Воспроизведите без изменений материал, начиная с самой первой строки и заканчивая строкой, в которой стоит «to-header: TO: [349, 785, 493, 808]», включая обе границы.

+ + + + +

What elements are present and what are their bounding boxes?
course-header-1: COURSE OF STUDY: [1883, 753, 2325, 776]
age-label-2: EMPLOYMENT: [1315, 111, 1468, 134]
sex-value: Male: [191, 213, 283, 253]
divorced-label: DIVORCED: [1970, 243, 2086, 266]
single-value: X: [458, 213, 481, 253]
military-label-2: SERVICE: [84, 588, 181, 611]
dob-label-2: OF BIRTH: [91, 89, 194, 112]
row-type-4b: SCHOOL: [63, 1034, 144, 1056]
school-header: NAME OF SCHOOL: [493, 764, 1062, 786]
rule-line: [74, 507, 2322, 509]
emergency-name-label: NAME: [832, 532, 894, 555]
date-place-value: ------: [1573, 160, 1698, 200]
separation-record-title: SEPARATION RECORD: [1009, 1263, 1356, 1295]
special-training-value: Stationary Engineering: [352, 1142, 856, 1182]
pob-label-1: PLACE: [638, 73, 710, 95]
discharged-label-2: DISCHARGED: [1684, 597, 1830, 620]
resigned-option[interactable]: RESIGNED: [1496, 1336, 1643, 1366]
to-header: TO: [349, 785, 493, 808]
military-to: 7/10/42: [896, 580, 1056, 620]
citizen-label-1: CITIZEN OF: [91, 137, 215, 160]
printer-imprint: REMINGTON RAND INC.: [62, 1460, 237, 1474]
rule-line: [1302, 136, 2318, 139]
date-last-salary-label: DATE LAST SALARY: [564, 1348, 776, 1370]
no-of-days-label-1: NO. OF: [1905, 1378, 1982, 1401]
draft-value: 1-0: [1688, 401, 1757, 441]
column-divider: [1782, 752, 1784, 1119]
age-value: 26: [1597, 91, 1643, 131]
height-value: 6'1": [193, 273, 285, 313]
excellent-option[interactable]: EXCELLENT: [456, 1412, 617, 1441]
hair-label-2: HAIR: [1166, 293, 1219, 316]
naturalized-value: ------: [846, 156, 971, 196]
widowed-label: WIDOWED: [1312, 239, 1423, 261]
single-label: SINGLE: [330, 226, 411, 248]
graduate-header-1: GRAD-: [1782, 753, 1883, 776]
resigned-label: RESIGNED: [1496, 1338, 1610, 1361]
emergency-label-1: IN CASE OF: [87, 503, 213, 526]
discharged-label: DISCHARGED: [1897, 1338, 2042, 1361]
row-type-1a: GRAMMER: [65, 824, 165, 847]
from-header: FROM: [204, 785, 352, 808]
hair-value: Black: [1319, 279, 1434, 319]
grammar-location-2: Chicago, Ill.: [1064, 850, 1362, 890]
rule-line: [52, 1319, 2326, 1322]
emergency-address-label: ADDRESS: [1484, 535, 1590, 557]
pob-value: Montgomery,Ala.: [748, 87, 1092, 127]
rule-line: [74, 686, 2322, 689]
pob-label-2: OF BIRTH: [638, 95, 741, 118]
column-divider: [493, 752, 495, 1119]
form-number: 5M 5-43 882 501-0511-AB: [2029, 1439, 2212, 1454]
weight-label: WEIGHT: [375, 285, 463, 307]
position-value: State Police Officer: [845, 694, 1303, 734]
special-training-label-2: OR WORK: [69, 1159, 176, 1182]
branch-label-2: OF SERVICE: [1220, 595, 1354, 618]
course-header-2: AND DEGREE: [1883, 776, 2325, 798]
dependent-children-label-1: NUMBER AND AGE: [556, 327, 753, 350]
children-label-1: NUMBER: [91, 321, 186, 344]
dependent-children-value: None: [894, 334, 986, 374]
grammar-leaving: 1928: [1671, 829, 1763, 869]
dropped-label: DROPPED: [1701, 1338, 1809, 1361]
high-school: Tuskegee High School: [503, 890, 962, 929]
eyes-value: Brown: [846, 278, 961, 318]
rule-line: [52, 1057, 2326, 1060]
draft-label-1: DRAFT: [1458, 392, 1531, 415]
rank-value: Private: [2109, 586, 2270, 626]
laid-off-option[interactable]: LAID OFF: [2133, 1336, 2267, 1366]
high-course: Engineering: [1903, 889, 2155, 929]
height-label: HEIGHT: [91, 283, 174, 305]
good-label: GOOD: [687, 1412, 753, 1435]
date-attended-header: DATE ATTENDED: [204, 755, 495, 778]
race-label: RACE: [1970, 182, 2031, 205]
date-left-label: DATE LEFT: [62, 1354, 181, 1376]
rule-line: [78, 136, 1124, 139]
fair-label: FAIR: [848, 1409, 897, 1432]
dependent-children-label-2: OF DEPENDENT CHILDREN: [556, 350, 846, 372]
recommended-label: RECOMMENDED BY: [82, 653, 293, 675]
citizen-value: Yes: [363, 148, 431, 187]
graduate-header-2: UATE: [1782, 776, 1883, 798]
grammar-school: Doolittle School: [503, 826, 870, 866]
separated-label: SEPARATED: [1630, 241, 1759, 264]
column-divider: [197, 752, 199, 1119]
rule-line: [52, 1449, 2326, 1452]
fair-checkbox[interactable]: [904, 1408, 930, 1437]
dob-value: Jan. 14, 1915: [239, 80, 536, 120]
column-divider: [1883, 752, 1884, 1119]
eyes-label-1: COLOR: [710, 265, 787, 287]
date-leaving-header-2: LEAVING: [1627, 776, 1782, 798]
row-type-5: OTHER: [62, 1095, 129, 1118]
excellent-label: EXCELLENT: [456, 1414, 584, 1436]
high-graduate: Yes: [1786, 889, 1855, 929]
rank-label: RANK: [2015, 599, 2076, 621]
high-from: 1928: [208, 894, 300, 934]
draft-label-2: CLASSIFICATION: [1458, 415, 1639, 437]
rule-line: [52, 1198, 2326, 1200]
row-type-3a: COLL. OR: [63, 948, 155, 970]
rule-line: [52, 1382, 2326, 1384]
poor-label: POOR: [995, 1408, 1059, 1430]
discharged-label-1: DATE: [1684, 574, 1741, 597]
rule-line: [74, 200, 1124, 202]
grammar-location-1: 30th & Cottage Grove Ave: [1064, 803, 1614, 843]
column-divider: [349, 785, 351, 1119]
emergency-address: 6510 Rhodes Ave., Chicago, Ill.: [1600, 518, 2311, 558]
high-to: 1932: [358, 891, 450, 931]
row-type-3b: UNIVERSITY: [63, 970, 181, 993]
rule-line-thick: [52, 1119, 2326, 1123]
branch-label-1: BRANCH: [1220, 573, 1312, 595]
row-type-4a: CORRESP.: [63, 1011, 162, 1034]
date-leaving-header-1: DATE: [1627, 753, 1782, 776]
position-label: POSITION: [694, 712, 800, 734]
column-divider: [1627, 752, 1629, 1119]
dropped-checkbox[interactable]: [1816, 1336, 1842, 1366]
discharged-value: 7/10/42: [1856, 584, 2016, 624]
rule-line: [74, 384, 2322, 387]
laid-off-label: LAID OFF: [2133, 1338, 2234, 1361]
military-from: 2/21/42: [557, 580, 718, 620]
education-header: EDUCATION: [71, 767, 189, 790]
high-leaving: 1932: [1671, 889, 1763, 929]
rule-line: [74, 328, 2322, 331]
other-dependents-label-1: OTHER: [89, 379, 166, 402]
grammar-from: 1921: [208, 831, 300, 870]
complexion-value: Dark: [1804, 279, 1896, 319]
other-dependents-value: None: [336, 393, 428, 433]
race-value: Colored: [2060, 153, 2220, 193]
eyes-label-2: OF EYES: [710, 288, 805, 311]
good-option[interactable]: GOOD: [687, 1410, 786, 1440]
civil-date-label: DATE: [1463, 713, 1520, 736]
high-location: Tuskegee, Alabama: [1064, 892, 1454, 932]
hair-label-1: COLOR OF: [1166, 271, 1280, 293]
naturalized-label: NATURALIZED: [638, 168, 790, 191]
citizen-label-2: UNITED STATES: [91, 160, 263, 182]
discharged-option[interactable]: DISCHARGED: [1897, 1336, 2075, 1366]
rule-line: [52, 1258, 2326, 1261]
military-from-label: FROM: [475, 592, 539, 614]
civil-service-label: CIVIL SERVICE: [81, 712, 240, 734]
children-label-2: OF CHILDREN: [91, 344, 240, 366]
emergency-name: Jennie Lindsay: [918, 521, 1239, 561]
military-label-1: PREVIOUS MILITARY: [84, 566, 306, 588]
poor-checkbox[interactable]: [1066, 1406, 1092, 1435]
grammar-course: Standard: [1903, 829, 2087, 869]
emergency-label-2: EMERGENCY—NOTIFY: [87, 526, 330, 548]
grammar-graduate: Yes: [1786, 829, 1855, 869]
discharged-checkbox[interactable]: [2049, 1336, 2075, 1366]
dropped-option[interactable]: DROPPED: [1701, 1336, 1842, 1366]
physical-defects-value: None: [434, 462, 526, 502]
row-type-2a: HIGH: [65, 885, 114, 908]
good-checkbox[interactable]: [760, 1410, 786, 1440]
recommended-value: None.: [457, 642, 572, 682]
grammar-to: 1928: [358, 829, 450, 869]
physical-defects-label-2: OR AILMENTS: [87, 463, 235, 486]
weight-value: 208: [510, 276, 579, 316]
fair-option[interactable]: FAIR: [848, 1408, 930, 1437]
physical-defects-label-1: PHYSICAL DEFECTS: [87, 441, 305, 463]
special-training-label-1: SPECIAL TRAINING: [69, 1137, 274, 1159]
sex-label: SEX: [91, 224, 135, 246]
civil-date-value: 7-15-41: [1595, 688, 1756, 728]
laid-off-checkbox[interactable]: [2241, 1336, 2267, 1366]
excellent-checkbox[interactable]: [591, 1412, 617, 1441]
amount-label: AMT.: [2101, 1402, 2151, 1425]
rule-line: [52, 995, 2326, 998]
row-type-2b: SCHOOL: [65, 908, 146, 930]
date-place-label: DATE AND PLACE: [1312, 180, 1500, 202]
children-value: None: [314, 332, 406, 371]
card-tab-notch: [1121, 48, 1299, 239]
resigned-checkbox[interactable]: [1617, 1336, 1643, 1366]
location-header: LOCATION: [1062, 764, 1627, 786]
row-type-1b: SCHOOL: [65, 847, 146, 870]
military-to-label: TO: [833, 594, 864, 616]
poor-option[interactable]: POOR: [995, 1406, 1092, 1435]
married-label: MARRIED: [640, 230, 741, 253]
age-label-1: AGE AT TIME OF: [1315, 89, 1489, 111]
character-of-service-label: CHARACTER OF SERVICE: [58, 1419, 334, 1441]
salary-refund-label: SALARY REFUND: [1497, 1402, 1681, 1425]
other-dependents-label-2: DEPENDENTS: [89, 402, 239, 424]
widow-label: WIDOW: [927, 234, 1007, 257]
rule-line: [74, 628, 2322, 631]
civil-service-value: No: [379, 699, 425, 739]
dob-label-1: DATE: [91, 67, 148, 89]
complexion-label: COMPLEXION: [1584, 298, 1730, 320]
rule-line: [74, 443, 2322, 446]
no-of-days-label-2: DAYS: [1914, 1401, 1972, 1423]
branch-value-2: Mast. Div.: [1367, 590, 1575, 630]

+ + + + +

▸ **РЕЗУЛЬТАТ**
What elements are present and what are their bounding boxes?
course-header-1: COURSE OF STUDY: [1883, 753, 2325, 776]
age-label-2: EMPLOYMENT: [1315, 111, 1468, 134]
sex-value: Male: [191, 213, 283, 253]
divorced-label: DIVORCED: [1970, 243, 2086, 266]
single-value: X: [458, 213, 481, 253]
military-label-2: SERVICE: [84, 588, 181, 611]
dob-label-2: OF BIRTH: [91, 89, 194, 112]
row-type-4b: SCHOOL: [63, 1034, 144, 1056]
school-header: NAME OF SCHOOL: [493, 764, 1062, 786]
rule-line: [74, 507, 2322, 509]
emergency-name-label: NAME: [832, 532, 894, 555]
date-place-value: ------: [1573, 160, 1698, 200]
separation-record-title: SEPARATION RECORD: [1009, 1263, 1356, 1295]
special-training-value: Stationary Engineering: [352, 1142, 856, 1182]
pob-label-1: PLACE: [638, 73, 710, 95]
discharged-label-2: DISCHARGED: [1684, 597, 1830, 620]
resigned-option[interactable]: RESIGNED: [1496, 1336, 1643, 1366]
to-header: TO: [349, 785, 493, 808]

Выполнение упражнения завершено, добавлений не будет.